■ To do ■
Every line below is to be quoted exactly, with nothing added or dropped.
###
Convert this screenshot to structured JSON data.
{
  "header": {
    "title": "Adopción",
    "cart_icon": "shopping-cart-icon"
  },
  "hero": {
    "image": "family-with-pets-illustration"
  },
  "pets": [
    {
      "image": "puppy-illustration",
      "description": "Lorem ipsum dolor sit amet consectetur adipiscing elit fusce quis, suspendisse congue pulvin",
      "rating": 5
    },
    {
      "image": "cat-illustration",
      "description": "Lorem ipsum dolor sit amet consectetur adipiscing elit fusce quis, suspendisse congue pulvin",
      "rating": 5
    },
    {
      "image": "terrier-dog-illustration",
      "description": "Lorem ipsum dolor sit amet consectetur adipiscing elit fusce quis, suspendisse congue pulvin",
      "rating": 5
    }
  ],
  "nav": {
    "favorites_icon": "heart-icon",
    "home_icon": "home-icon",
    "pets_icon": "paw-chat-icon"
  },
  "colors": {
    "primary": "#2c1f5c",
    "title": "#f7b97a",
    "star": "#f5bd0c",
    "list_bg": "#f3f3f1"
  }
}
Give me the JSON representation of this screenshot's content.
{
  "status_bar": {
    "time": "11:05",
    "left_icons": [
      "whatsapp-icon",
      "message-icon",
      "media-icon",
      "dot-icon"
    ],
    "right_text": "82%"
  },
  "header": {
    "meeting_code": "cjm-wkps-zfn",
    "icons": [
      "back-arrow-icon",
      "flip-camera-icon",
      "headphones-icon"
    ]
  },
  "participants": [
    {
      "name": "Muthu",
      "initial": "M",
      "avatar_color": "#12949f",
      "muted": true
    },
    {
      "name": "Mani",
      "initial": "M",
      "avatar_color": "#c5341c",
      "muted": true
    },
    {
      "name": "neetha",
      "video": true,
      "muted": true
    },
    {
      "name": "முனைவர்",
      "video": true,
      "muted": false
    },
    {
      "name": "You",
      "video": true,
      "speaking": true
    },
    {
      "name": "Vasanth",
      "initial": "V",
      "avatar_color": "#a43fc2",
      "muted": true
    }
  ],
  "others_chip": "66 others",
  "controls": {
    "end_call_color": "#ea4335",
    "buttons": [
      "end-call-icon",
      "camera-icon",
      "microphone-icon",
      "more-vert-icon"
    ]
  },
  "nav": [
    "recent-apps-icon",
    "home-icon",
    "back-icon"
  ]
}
###
■ Task response ■
Convert this screenshot to structured JSON data.
{
  "header": {
    "title": "Adopción",
    "cart_icon": "shopping-cart-icon"
  },
  "hero": {
    "image": "family-with-pets-illustration"
  },
  "pets": [
    {
      "image": "puppy-illustration",
      "description": "Lorem ipsum dolor sit amet consectetur adipiscing elit fusce quis, suspendisse congue pulvin",
      "rating": 5
    },
    {
      "image": "cat-illustration",
      "description": "Lorem ipsum dolor sit amet consectetur adipiscing elit fusce quis, suspendisse congue pulvin",
      "rating": 5
    },
    {
      "image": "terrier-dog-illustration",
      "description": "Lorem ipsum dolor sit amet consectetur adipiscing elit fusce quis, suspendisse congue pulvin",
      "rating": 5
    }
  ],
  "nav": {
    "favorites_icon": "heart-icon",
    "home_icon": "home-icon",
    "pets_icon": "paw-chat-icon"
  },
  "colors": {
    "primary": "#2c1f5c",
    "title": "#f7b97a",
    "star": "#f5bd0c",
    "list_bg": "#f3f3f1"
  }
}
Give me the JSON representation of this screenshot's content.
{
  "status_bar": {
    "time": "11:05",
    "left_icons": [
      "whatsapp-icon",
      "message-icon",
      "media-icon",
      "dot-icon"
    ],
    "right_text": "82%"
  },
  "header": {
    "meeting_code": "cjm-wkps-zfn",
    "icons": [
      "back-arrow-icon",
      "flip-camera-icon",
      "headphones-icon"
    ]
  },
  "participants": [
    {
      "name": "Muthu",
      "initial": "M",
      "avatar_color": "#12949f",
      "muted": true
    },
    {
      "name": "Mani",
      "initial": "M",
      "avatar_color": "#c5341c",
      "muted": true
    },
    {
      "name": "neetha",
      "video": true,
      "muted": true
    },
    {
      "name": "முனைவர்",
      "video": true,
      "muted": false
    },
    {
      "name": "You",
      "video": true,
      "speaking": true
    },
    {
      "name": "Vasanth",
      "initial": "V",
      "avatar_color": "#a43fc2",
      "muted": true
    }
  ],
  "others_chip": "66 others",
  "controls": {
    "end_call_color": "#ea4335",
    "buttons": [
      "end-call-icon",
      "camera-icon",
      "microphone-icon",
      "more-vert-icon"
    ]
  },
  "nav": [
    "recent-apps-icon",
    "home-icon",
    "back-icon"
  ]
}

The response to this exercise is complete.